**Job:**
Of the lines in this material, how many contain "that"? Answer with a single number only.

Excerpt from a dataset
┌────────

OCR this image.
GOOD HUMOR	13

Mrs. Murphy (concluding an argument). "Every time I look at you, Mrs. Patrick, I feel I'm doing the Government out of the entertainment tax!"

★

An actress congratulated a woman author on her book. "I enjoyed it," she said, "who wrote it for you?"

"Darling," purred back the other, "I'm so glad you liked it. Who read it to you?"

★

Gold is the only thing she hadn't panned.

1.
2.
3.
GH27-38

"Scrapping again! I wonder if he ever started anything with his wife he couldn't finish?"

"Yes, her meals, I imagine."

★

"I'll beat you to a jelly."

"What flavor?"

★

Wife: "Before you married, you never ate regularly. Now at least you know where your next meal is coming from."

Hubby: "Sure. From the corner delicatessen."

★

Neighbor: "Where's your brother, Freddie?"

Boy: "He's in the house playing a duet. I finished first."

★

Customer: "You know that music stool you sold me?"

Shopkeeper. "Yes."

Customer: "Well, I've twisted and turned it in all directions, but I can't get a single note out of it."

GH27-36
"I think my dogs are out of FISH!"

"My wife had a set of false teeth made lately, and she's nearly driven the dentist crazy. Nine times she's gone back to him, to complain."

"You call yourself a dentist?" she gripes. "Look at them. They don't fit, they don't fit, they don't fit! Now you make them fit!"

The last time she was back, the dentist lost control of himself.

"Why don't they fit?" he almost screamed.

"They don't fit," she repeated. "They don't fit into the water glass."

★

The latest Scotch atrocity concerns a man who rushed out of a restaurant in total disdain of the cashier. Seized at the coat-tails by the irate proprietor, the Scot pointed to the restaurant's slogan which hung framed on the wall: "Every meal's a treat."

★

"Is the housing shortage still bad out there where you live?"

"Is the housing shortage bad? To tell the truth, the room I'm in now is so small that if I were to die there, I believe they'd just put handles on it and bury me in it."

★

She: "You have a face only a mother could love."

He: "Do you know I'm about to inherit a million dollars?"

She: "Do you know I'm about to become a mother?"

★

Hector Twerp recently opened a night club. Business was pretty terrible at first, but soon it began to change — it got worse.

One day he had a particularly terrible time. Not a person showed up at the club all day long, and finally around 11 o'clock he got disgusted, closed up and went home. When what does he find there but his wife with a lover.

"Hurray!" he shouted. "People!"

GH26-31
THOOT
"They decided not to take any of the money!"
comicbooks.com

└────────

**Correct result:**
2